Required task:
Work out how many lines of the records hold the string "Stretch", and reply with that number alone.

Data section:
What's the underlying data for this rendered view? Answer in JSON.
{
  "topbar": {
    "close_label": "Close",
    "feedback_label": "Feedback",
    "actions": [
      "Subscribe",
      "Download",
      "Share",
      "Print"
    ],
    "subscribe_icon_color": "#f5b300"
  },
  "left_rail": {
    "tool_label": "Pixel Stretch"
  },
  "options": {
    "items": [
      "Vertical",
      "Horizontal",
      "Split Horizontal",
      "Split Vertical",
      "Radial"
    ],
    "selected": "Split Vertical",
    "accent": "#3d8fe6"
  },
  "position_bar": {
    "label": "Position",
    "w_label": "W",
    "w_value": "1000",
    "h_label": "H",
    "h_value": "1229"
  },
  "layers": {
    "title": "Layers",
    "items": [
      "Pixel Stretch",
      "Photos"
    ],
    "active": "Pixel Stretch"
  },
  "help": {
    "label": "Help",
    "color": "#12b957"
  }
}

Exercise response:
3